OBJECTIVE: Select each line where the word "color" appears.

EXERCISE MATERIAL:
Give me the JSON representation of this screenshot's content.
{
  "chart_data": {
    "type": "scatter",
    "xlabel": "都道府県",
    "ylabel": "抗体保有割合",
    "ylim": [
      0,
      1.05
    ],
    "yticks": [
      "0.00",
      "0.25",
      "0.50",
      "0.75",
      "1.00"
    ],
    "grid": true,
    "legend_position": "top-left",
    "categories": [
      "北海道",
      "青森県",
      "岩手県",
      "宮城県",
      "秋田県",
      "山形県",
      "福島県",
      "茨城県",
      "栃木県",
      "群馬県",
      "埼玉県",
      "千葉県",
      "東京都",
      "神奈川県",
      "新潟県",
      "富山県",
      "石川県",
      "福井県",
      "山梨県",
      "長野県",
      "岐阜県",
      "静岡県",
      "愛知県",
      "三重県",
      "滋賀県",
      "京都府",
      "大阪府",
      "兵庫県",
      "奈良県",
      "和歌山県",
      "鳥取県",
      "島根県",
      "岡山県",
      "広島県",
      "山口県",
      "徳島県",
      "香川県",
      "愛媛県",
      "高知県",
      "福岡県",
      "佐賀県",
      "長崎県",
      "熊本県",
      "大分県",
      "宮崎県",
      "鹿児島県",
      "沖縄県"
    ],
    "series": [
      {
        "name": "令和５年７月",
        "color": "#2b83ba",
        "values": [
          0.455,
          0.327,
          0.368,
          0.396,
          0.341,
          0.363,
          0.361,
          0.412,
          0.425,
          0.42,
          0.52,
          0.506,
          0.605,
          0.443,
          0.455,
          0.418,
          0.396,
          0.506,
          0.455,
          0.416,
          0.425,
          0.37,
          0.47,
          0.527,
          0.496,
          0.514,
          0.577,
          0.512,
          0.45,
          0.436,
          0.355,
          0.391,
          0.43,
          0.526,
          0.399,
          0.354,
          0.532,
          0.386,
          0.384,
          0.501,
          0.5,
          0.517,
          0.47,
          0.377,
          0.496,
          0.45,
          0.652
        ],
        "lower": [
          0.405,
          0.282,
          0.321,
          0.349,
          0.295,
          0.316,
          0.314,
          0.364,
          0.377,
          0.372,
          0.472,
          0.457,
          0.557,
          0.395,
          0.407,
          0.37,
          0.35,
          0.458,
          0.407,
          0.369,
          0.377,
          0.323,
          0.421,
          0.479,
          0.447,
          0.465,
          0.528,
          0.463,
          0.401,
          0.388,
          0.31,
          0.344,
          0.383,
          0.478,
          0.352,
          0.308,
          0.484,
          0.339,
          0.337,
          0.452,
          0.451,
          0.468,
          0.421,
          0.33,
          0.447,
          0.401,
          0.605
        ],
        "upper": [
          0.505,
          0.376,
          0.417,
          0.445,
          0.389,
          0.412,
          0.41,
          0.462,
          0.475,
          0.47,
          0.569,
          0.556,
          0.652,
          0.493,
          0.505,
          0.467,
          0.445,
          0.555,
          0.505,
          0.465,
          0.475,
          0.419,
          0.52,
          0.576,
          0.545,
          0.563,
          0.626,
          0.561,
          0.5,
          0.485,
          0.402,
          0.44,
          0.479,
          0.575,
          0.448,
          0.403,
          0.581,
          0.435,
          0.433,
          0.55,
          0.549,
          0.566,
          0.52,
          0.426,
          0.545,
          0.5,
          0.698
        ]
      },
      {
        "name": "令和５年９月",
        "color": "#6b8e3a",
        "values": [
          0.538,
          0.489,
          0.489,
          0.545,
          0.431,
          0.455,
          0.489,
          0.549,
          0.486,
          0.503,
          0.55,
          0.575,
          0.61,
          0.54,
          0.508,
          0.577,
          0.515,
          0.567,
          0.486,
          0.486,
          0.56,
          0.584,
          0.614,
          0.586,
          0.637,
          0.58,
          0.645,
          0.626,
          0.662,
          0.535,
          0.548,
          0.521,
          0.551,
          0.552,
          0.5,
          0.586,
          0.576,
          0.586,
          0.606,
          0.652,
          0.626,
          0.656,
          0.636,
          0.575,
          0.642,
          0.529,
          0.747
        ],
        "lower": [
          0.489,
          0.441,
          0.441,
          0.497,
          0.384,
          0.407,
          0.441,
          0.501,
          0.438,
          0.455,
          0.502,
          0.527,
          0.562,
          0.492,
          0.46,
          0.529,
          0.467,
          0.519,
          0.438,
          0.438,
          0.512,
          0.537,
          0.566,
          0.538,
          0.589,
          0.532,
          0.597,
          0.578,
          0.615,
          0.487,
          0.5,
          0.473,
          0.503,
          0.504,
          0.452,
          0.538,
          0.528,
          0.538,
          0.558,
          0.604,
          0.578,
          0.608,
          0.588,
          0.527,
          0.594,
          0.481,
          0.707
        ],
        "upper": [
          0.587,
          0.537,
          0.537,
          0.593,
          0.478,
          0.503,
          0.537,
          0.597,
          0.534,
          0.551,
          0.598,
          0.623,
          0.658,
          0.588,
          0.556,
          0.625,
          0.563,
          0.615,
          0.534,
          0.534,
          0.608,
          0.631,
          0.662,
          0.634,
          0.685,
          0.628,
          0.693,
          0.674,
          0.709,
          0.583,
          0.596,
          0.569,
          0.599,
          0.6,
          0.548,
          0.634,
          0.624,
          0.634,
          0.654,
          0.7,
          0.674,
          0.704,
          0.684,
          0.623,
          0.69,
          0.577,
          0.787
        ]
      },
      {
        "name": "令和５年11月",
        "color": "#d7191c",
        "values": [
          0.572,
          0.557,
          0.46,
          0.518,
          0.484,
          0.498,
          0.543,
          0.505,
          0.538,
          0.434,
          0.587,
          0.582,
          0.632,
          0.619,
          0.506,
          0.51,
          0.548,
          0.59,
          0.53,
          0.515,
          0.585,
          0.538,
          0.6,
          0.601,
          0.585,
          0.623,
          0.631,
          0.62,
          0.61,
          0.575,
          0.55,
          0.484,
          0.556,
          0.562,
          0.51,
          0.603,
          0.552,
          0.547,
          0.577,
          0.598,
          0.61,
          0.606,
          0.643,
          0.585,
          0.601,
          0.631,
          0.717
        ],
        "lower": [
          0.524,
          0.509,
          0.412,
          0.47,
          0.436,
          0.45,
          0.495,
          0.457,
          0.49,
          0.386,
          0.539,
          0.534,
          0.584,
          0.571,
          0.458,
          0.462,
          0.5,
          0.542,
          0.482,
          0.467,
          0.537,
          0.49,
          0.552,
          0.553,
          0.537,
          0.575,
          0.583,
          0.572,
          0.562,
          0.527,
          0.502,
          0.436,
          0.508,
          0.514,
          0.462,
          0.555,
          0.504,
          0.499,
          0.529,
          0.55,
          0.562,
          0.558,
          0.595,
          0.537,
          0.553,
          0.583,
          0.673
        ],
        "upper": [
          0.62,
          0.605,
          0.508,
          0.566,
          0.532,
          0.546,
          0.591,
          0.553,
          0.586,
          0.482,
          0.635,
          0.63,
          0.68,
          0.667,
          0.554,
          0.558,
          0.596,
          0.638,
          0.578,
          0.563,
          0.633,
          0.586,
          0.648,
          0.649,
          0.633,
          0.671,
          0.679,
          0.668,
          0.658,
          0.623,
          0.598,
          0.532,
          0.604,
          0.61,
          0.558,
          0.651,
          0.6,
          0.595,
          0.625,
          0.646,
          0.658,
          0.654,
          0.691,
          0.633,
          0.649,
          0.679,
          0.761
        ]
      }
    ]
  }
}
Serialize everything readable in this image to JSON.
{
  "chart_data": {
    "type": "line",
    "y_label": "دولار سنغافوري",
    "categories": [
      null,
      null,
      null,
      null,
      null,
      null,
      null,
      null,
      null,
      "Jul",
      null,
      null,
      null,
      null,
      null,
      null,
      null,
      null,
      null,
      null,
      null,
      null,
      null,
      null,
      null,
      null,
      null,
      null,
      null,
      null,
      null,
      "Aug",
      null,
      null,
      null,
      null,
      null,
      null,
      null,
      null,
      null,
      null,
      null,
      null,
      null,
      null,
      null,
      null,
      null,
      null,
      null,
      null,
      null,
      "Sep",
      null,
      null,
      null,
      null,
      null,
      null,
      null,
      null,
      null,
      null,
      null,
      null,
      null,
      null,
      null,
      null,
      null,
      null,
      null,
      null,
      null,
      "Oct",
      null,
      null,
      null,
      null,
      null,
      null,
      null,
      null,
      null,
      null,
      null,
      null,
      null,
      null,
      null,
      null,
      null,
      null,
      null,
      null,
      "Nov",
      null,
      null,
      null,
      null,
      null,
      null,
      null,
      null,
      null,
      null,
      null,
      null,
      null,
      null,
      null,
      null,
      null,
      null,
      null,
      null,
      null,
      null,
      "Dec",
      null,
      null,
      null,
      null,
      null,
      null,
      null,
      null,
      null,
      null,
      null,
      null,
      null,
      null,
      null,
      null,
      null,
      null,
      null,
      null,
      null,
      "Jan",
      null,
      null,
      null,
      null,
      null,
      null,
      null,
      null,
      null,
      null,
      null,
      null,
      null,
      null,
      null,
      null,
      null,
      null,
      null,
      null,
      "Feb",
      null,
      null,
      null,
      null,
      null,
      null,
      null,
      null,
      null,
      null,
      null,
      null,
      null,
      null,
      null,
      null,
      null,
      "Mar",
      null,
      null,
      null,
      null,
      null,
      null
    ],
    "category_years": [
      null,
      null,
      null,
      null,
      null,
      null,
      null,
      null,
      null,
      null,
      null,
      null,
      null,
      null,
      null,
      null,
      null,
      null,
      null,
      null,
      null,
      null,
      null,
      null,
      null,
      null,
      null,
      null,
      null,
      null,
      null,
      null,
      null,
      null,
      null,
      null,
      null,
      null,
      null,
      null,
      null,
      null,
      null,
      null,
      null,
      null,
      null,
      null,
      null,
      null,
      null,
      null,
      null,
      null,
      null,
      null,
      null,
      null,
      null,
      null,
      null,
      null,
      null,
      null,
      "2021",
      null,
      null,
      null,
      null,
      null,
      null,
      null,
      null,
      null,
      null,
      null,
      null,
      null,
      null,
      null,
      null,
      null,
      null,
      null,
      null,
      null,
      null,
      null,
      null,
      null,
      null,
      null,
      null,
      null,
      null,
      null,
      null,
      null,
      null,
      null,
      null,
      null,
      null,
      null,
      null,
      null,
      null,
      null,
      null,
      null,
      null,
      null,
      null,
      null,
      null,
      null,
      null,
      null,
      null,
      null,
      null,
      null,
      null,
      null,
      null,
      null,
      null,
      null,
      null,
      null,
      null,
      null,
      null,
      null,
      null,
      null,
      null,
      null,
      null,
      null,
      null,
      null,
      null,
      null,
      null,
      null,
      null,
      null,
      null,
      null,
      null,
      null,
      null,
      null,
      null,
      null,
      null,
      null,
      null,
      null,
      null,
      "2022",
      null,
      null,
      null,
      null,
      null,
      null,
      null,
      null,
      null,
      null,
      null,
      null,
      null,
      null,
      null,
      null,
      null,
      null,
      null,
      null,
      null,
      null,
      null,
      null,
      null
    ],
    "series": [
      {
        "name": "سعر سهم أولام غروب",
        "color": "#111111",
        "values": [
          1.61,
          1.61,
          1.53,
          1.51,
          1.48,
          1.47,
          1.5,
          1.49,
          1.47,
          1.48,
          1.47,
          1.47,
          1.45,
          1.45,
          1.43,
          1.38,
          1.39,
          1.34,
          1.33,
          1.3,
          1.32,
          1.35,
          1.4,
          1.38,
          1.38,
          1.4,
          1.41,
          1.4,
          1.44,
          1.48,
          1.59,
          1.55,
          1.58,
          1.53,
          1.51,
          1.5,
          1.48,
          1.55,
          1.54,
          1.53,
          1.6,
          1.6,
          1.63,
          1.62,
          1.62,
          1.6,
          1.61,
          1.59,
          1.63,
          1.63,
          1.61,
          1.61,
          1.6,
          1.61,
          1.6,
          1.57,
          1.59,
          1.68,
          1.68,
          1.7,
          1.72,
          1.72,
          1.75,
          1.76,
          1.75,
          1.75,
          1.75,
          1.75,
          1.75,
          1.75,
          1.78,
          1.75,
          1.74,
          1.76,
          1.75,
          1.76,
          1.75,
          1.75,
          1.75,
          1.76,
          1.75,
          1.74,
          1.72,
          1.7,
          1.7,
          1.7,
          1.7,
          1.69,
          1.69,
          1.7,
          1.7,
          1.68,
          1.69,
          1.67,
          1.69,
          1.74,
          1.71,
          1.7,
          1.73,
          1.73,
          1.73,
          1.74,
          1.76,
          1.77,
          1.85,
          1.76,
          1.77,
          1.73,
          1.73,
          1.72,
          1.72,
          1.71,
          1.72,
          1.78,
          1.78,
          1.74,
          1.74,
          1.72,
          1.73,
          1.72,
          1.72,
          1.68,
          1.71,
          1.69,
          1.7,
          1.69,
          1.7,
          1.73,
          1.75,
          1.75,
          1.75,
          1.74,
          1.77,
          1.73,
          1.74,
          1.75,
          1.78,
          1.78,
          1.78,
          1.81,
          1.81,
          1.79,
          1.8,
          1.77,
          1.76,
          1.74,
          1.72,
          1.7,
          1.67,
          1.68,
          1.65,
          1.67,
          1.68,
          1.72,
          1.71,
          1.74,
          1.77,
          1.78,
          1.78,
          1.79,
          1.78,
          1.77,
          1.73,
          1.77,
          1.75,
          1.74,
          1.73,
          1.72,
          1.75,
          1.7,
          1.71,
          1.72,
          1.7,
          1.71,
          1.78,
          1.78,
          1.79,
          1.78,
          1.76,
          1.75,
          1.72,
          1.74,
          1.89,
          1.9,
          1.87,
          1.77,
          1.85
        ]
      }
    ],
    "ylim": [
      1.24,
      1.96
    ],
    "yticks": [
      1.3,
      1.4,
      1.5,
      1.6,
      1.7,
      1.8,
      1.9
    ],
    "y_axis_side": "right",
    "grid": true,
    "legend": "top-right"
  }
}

SOLVED EXERCISE:
        "color": "#2b83ba",
        "color": "#6b8e3a",
        "color": "#d7191c",
        "color": "#111111",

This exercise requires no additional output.